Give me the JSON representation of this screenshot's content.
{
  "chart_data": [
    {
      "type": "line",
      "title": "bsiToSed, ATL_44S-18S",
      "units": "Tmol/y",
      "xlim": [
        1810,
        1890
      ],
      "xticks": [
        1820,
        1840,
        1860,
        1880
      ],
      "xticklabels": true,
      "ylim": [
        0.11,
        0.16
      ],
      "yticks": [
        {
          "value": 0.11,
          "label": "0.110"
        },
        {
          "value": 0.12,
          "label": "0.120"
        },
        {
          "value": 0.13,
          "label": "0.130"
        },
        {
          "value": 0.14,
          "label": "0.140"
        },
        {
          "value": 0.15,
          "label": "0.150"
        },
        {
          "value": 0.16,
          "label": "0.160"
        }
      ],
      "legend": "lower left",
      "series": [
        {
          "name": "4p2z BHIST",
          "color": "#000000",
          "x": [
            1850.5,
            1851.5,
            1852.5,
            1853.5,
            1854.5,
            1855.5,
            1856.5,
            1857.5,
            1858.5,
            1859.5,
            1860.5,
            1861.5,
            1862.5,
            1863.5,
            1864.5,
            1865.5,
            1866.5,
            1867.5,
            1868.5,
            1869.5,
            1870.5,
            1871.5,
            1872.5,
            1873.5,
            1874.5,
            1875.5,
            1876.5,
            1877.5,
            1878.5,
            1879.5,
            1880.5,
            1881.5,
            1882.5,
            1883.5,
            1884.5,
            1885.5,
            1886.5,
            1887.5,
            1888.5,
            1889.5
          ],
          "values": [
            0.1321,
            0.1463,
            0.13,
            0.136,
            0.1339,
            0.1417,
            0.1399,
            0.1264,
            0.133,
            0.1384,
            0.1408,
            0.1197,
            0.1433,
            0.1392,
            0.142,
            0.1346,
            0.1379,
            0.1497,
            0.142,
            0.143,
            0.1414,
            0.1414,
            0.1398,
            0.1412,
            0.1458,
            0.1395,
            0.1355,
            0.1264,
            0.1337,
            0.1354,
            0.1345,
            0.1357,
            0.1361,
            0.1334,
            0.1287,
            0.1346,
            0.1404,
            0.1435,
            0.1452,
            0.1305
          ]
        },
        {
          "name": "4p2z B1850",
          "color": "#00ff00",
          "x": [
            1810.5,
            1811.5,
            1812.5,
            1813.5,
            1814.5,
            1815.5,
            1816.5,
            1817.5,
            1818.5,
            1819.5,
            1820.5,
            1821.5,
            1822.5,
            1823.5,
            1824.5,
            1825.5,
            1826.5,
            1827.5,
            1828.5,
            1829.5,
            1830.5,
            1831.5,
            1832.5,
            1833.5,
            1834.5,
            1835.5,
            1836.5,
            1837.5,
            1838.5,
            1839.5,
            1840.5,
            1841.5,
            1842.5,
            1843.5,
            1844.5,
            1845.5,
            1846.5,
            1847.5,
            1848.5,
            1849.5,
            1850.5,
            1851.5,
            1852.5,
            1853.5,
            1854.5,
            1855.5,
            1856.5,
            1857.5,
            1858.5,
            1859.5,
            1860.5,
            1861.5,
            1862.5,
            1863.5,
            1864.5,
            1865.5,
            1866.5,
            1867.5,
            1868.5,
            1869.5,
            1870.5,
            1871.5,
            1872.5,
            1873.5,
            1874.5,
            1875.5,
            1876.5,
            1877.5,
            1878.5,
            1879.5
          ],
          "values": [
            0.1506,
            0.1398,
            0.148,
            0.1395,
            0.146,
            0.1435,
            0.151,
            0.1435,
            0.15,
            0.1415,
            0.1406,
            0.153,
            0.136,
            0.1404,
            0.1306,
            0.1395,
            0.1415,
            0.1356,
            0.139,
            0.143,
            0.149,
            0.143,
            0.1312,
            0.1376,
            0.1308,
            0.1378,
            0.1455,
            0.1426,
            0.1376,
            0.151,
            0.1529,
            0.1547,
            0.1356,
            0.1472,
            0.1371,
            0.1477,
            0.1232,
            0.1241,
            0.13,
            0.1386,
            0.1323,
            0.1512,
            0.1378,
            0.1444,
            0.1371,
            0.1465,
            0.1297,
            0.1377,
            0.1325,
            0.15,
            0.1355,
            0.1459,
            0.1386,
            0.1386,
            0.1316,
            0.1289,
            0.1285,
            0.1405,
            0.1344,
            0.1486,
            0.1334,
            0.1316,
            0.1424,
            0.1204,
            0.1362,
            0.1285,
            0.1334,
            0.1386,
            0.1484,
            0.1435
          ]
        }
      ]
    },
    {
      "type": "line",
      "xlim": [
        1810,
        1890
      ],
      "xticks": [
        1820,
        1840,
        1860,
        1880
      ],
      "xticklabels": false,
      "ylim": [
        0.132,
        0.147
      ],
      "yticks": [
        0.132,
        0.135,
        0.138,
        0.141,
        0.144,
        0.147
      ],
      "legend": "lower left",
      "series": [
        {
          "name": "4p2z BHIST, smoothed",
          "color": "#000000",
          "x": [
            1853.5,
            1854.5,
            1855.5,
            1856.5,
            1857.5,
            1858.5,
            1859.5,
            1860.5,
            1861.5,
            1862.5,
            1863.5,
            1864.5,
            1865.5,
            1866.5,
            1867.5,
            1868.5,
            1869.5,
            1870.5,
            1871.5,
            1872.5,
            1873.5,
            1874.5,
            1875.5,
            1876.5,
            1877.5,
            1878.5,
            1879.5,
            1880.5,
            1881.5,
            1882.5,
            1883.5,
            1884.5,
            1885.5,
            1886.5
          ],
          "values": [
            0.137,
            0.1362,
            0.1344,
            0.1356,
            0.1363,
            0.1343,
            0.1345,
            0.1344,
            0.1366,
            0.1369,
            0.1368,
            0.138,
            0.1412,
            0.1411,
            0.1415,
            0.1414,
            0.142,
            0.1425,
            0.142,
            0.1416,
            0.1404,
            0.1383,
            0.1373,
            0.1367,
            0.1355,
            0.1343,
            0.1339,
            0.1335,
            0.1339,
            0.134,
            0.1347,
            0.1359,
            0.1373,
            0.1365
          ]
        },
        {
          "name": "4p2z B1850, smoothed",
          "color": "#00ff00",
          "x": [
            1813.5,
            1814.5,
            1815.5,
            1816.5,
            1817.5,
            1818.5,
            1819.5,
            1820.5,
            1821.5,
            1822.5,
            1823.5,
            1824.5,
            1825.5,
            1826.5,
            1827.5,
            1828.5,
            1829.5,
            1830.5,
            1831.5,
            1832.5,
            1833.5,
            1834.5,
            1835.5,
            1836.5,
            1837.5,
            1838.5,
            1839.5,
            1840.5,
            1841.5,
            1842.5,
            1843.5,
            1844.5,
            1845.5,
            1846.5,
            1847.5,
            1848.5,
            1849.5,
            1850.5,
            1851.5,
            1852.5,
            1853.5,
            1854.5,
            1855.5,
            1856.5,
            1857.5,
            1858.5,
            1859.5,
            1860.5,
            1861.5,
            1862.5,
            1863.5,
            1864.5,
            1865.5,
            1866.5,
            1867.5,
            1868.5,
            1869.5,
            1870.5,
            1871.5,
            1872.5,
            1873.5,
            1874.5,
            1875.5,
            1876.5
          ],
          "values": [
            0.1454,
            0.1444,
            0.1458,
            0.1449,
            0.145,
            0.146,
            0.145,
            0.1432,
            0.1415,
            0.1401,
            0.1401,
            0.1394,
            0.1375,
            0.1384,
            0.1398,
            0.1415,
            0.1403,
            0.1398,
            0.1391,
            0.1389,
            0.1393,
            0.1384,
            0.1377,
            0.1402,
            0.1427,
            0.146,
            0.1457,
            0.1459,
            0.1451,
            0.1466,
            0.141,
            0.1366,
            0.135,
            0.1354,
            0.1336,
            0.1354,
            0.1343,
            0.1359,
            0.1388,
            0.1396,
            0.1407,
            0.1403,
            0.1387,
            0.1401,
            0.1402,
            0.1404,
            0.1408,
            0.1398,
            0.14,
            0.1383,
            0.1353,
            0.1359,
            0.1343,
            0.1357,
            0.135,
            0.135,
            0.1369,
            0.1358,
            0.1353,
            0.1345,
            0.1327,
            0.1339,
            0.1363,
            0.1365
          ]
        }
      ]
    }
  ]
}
===============
**REQUIRED TASK**
Scan the data for the word "smoothed" and copy every line where it shows up.

**WRITTEN SOLUTION**
          "name": "4p2z BHIST, smoothed",
          "name": "4p2z B1850, smoothed",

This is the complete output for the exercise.